* _Exercise_
Present the data once more in exactly its original form.

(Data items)
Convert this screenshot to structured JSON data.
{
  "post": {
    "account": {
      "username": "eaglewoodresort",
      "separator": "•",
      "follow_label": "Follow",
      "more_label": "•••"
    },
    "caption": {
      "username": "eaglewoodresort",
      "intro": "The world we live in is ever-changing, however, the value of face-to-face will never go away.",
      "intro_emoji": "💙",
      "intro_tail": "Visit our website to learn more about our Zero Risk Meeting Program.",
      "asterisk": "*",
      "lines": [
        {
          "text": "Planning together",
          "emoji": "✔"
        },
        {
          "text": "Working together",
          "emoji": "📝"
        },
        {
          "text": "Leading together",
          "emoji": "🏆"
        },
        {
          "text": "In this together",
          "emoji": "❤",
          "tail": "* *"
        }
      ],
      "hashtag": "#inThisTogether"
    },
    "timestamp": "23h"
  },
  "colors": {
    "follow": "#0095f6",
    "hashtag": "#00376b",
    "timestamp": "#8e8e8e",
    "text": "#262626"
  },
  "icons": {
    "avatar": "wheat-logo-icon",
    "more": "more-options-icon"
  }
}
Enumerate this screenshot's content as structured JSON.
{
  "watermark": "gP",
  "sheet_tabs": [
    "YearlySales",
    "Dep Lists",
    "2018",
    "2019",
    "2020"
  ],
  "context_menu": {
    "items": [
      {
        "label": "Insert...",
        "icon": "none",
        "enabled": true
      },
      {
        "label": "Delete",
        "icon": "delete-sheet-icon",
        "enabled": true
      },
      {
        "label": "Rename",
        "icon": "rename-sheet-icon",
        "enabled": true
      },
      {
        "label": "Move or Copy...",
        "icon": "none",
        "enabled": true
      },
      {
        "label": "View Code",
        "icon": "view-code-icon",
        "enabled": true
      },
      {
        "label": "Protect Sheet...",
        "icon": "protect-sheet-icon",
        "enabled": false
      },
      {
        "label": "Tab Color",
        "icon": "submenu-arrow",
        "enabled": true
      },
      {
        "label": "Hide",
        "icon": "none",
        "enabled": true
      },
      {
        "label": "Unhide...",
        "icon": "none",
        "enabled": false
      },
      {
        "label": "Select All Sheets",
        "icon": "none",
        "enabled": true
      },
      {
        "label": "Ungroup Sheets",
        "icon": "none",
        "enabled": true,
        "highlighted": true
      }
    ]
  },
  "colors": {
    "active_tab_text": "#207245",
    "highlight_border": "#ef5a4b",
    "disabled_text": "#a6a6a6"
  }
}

* _Correct result_
Convert this screenshot to structured JSON data.
{
  "post": {
    "account": {
      "username": "eaglewoodresort",
      "separator": "•",
      "follow_label": "Follow",
      "more_label": "•••"
    },
    "caption": {
      "username": "eaglewoodresort",
      "intro": "The world we live in is ever-changing, however, the value of face-to-face will never go away.",
      "intro_emoji": "💙",
      "intro_tail": "Visit our website to learn more about our Zero Risk Meeting Program.",
      "asterisk": "*",
      "lines": [
        {
          "text": "Planning together",
          "emoji": "✔"
        },
        {
          "text": "Working together",
          "emoji": "📝"
        },
        {
          "text": "Leading together",
          "emoji": "🏆"
        },
        {
          "text": "In this together",
          "emoji": "❤",
          "tail": "* *"
        }
      ],
      "hashtag": "#inThisTogether"
    },
    "timestamp": "23h"
  },
  "colors": {
    "follow": "#0095f6",
    "hashtag": "#00376b",
    "timestamp": "#8e8e8e",
    "text": "#262626"
  },
  "icons": {
    "avatar": "wheat-logo-icon",
    "more": "more-options-icon"
  }
}
Enumerate this screenshot's content as structured JSON.
{
  "watermark": "gP",
  "sheet_tabs": [
    "YearlySales",
    "Dep Lists",
    "2018",
    "2019",
    "2020"
  ],
  "context_menu": {
    "items": [
      {
        "label": "Insert...",
        "icon": "none",
        "enabled": true
      },
      {
        "label": "Delete",
        "icon": "delete-sheet-icon",
        "enabled": true
      },
      {
        "label": "Rename",
        "icon": "rename-sheet-icon",
        "enabled": true
      },
      {
        "label": "Move or Copy...",
        "icon": "none",
        "enabled": true
      },
      {
        "label": "View Code",
        "icon": "view-code-icon",
        "enabled": true
      },
      {
        "label": "Protect Sheet...",
        "icon": "protect-sheet-icon",
        "enabled": false
      },
      {
        "label": "Tab Color",
        "icon": "submenu-arrow",
        "enabled": true
      },
      {
        "label": "Hide",
        "icon": "none",
        "enabled": true
      },
      {
        "label": "Unhide...",
        "icon": "none",
        "enabled": false
      },
      {
        "label": "Select All Sheets",
        "icon": "none",
        "enabled": true
      },
      {
        "label": "Ungroup Sheets",
        "icon": "none",
        "enabled": true,
        "highlighted": true
      }
    ]
  },
  "colors": {
    "active_tab_text": "#207245",
    "highlight_border": "#ef5a4b",
    "disabled_text": "#a6a6a6"
  }
}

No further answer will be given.